PROBLEM REQUIREMENTS
What number of lines hold the word "JSON"? State that number and nothing besides.

DATA FOR PROCESSING
— Begin —

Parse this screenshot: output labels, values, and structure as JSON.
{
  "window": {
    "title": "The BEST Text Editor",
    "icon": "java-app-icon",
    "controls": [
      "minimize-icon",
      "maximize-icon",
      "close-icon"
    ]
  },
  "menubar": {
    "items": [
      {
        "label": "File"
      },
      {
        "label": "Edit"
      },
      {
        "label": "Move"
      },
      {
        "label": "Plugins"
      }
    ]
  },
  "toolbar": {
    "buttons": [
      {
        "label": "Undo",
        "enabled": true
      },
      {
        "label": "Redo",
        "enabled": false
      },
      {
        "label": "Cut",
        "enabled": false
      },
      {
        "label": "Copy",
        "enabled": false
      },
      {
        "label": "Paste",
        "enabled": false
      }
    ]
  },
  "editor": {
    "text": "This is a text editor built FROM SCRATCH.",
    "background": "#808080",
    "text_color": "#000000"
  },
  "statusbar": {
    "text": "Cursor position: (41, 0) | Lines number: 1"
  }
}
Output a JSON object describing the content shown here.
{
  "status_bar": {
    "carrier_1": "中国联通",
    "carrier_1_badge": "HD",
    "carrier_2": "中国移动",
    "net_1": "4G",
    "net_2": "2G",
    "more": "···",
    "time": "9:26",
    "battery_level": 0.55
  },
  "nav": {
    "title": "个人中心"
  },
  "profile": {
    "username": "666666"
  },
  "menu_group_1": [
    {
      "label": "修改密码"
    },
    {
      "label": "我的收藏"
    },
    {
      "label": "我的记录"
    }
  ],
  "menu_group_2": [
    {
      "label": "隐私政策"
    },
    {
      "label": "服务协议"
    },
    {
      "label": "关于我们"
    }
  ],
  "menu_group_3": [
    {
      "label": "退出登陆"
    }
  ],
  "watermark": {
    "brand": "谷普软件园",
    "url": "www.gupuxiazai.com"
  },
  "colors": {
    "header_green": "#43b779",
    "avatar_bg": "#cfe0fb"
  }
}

— End —

OUTPUT FOR THIS EXERCISE
2